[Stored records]
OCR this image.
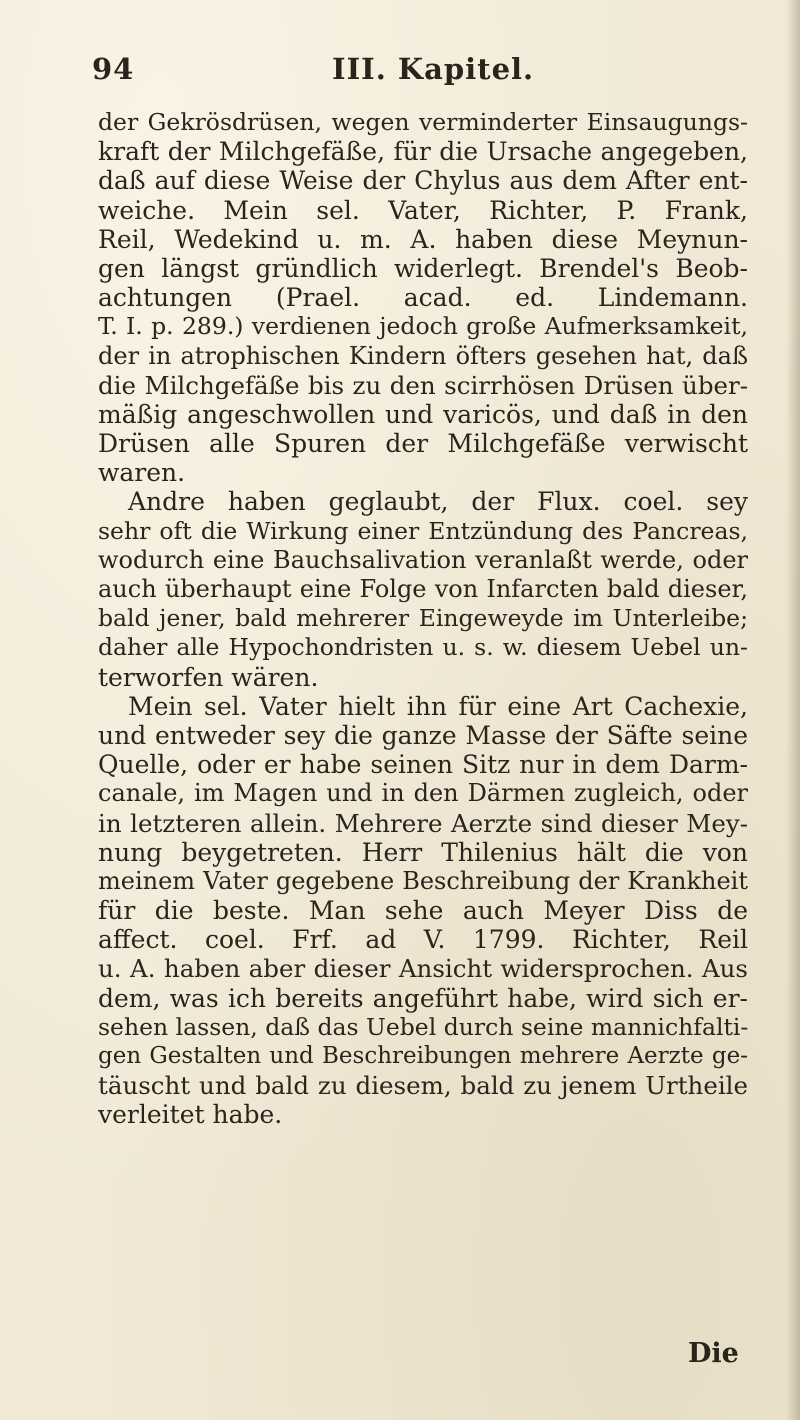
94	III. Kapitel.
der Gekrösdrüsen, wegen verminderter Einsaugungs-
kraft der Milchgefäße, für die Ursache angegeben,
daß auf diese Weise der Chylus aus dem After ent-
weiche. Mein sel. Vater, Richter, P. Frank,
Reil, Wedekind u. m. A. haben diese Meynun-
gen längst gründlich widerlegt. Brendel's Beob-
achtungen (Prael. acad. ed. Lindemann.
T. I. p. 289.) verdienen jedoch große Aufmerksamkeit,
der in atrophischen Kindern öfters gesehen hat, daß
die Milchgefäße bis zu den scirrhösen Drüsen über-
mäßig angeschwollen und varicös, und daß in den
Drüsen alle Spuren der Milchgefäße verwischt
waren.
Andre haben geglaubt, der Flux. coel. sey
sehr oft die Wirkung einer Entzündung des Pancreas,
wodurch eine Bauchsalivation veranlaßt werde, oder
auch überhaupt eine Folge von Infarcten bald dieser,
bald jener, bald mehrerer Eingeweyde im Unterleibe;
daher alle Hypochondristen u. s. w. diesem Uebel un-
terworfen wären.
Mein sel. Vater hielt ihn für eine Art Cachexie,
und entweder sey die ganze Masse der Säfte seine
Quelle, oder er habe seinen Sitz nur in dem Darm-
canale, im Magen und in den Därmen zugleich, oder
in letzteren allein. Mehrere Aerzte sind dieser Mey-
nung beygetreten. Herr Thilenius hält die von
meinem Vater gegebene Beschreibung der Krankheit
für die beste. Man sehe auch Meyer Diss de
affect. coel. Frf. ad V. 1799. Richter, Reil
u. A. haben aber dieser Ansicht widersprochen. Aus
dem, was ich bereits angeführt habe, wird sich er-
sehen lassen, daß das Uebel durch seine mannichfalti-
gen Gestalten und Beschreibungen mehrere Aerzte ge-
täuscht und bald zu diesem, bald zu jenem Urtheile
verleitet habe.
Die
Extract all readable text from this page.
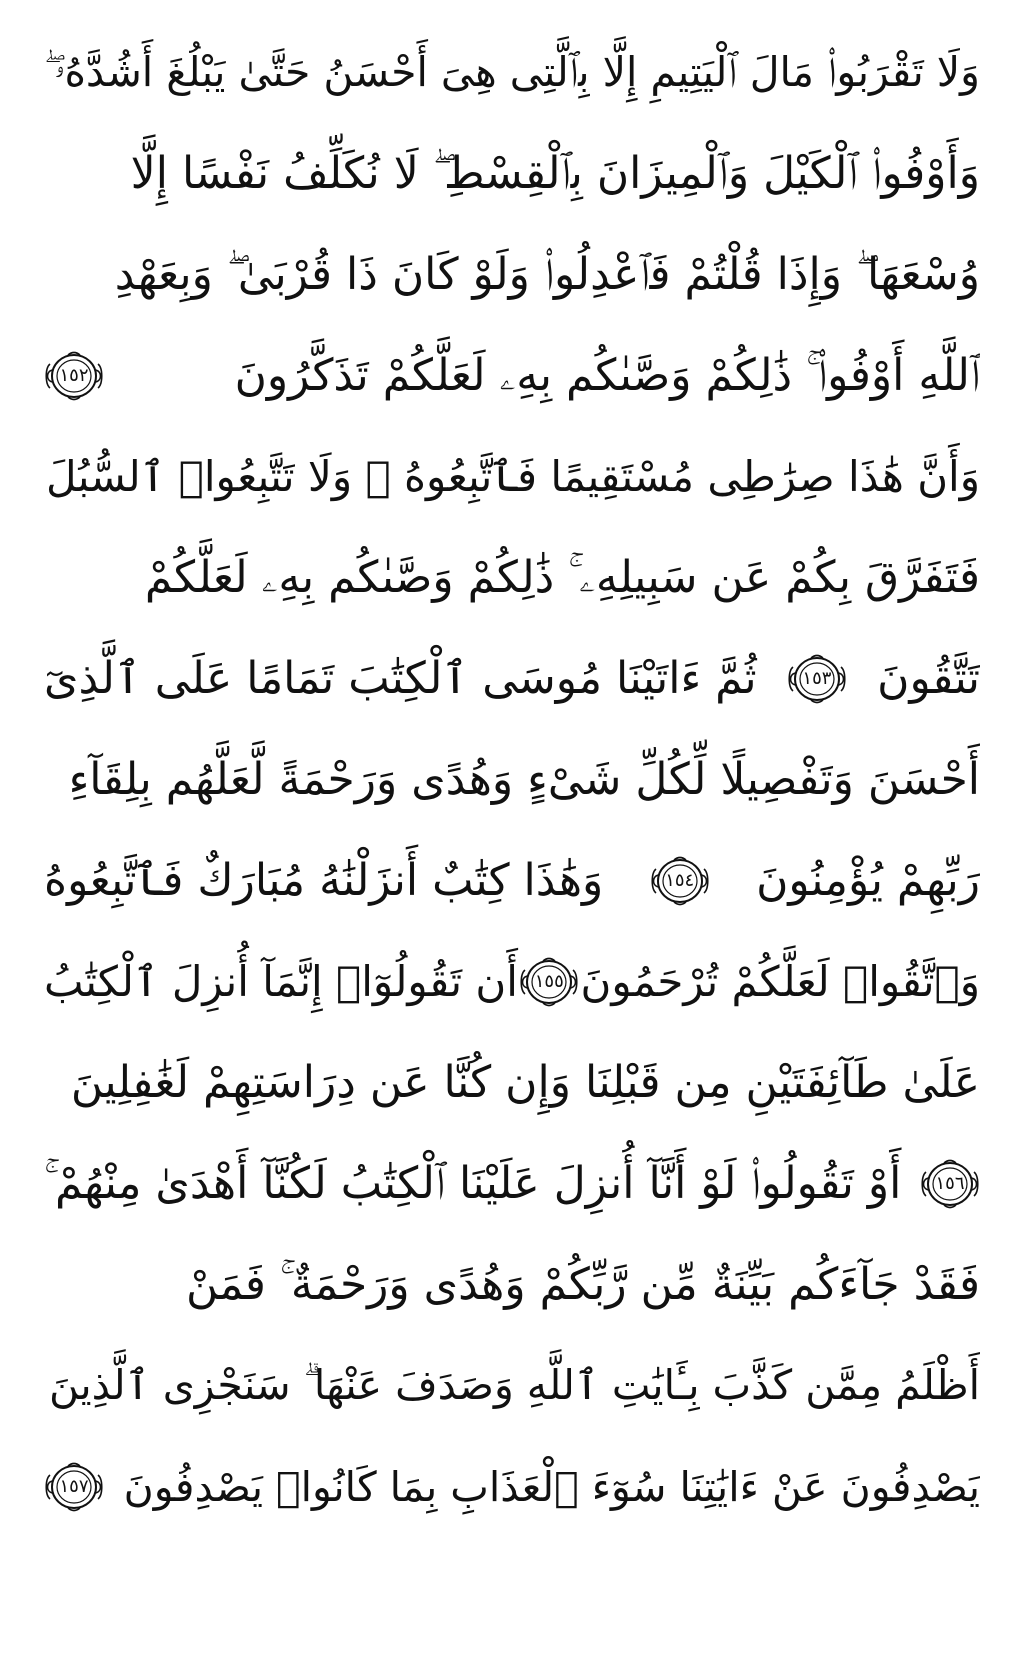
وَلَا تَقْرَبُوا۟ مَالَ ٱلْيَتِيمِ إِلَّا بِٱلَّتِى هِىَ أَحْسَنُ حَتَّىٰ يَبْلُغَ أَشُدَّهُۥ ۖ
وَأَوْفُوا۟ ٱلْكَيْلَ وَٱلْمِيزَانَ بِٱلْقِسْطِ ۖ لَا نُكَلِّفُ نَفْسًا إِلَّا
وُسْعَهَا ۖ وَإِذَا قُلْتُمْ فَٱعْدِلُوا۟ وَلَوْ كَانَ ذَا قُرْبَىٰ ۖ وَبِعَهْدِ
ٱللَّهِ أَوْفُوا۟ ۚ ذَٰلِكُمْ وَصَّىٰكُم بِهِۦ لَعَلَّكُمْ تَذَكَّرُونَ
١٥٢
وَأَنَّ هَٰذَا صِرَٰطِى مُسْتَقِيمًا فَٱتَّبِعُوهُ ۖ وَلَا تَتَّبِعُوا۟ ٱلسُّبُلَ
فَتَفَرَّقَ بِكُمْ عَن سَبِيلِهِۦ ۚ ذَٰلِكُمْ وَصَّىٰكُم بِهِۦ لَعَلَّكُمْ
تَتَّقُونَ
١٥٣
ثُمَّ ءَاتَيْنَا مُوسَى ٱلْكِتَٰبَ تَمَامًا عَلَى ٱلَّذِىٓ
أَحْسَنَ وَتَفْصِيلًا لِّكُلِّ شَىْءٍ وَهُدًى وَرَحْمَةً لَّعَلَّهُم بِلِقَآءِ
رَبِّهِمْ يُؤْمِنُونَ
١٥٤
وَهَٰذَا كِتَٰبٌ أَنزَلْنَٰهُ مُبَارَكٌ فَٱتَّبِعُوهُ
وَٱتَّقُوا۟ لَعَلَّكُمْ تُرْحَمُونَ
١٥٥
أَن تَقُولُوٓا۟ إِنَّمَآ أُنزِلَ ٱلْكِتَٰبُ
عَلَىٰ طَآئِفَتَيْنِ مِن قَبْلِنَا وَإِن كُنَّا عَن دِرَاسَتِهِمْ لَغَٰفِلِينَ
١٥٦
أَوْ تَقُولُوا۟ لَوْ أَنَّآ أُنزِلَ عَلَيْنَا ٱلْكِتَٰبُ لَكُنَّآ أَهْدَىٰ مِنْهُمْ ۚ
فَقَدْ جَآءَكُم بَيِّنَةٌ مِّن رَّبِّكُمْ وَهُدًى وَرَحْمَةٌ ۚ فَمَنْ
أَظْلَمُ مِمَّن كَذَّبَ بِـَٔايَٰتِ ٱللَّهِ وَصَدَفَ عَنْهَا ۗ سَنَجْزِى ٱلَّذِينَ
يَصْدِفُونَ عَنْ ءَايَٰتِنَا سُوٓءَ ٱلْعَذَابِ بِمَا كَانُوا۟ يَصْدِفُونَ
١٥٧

### PROBLEM DESCRIPTION
Of the lines in the material, how many contain the word "oder"? Reply with the number and nothing else.

### RESPONSE
3